Saved data entries:
__________

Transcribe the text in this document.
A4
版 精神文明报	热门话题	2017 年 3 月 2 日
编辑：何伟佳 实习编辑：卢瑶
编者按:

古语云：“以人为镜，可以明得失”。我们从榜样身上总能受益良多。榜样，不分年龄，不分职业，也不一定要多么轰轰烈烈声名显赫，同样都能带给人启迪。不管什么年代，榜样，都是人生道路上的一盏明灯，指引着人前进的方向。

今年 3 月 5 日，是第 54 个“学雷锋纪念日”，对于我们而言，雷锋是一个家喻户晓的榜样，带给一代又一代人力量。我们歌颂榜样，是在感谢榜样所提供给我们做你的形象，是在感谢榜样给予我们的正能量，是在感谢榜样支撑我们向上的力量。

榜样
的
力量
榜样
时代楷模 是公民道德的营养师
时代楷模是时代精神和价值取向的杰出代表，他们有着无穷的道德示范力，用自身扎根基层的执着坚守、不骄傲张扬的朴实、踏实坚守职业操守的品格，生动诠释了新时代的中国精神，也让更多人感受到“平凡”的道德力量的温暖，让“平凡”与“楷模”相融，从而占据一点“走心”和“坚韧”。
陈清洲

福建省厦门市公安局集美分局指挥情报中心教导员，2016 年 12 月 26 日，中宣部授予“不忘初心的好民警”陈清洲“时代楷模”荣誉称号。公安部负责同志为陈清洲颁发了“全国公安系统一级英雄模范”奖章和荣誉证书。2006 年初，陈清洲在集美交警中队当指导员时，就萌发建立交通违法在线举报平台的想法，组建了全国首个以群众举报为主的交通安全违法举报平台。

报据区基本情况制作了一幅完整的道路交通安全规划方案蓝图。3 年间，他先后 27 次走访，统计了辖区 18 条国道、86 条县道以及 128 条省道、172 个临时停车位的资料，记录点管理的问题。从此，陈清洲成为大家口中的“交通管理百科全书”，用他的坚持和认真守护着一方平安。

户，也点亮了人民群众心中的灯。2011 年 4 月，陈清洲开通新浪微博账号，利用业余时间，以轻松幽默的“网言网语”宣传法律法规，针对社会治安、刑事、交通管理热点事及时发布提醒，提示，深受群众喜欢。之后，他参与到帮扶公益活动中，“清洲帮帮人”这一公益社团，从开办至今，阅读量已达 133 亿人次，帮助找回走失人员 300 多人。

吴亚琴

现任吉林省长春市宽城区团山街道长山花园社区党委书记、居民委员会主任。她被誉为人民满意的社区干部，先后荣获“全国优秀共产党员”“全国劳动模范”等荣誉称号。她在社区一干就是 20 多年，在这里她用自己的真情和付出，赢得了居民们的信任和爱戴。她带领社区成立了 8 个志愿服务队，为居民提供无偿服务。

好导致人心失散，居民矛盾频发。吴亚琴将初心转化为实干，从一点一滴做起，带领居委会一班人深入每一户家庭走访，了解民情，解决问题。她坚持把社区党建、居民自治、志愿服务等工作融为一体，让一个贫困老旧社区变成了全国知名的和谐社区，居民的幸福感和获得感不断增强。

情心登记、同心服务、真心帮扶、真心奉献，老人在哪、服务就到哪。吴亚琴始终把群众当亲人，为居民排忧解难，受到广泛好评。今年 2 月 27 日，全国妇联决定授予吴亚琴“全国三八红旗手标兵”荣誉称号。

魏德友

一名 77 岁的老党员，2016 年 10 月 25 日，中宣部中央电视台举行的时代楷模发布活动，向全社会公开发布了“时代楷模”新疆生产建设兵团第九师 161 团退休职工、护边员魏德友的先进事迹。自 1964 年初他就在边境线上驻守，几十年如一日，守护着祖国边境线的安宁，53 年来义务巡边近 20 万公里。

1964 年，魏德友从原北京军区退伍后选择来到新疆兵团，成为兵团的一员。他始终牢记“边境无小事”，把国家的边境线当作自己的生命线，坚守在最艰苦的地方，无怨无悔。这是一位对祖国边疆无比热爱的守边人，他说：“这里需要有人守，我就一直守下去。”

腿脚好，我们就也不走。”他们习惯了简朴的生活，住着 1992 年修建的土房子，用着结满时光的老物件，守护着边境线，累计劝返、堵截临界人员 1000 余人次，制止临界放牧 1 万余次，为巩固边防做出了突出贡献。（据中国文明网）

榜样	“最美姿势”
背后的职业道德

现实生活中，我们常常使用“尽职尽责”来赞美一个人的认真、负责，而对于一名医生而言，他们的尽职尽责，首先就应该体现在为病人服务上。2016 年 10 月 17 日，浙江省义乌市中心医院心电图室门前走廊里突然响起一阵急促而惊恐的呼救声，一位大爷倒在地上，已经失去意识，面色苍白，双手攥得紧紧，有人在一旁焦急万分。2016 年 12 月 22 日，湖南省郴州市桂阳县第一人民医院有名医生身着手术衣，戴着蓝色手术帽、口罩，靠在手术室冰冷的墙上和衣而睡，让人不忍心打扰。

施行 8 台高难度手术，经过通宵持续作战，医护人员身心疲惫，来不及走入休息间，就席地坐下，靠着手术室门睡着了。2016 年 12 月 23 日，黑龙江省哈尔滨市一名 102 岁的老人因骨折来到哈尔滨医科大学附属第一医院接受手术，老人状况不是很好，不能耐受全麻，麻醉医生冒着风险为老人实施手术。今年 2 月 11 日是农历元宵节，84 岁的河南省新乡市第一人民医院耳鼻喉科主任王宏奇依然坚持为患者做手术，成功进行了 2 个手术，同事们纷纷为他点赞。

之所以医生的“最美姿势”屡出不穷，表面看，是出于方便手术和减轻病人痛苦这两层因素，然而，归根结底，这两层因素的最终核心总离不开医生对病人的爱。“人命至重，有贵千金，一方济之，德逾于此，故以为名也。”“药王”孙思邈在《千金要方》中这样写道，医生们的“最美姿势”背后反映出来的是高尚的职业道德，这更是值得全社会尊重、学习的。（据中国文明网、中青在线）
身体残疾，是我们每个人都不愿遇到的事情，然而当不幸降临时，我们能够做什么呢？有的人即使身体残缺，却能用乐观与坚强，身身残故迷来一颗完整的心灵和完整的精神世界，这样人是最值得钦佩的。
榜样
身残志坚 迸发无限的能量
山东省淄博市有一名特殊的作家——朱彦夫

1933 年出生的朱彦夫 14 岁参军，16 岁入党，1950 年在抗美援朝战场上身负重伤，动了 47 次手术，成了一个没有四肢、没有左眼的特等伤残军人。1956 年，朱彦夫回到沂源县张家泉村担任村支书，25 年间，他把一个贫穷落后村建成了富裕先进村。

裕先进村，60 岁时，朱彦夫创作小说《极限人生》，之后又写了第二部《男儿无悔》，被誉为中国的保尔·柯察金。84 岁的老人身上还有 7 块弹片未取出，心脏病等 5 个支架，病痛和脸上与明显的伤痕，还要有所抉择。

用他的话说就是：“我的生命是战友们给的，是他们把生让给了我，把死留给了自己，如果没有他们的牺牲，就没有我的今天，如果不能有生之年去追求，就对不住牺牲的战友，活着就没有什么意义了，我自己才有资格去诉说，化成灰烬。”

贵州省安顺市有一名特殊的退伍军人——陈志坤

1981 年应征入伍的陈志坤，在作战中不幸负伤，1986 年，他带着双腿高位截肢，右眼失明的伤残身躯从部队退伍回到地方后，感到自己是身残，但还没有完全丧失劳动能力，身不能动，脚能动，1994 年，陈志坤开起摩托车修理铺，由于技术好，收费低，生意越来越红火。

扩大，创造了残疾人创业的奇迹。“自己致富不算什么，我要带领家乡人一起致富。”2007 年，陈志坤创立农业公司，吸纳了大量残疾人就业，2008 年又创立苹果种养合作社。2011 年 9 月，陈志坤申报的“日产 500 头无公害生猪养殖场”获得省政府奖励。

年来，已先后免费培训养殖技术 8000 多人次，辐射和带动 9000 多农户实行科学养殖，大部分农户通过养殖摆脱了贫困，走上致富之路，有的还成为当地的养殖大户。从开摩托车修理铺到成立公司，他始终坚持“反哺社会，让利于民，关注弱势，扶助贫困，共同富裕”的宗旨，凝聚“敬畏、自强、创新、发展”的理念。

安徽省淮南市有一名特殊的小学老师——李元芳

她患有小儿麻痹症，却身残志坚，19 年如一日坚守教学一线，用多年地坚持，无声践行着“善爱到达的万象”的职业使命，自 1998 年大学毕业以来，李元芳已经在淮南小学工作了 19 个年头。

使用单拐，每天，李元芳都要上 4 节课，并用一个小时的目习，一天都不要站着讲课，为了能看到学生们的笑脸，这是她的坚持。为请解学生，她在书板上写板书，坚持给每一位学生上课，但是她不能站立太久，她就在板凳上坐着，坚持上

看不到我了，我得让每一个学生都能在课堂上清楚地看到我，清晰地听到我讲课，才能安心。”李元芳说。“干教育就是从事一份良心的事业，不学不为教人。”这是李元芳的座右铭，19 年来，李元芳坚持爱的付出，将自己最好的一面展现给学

__________

> _AIM OF THE TASK_: Where a line contains the string "最美姿势", extract that line.

> _TASK RESPONSE_:
榜样	“最美姿势”
之所以医生的“最美姿势”屡出不穷，表面看，是出于方便手术和减轻病人痛苦这两层因素，然而，归根结底，这两层因素的最终核心总离不开医生对病人的爱。“人命至重，有贵千金，一方济之，德逾于此，故以为名也。”“药王”孙思邈在《千金要方》中这样写道，医生们的“最美姿势”背后反映出来的是高尚的职业道德，这更是值得全社会尊重、学习的。（据中国文明网、中青在线）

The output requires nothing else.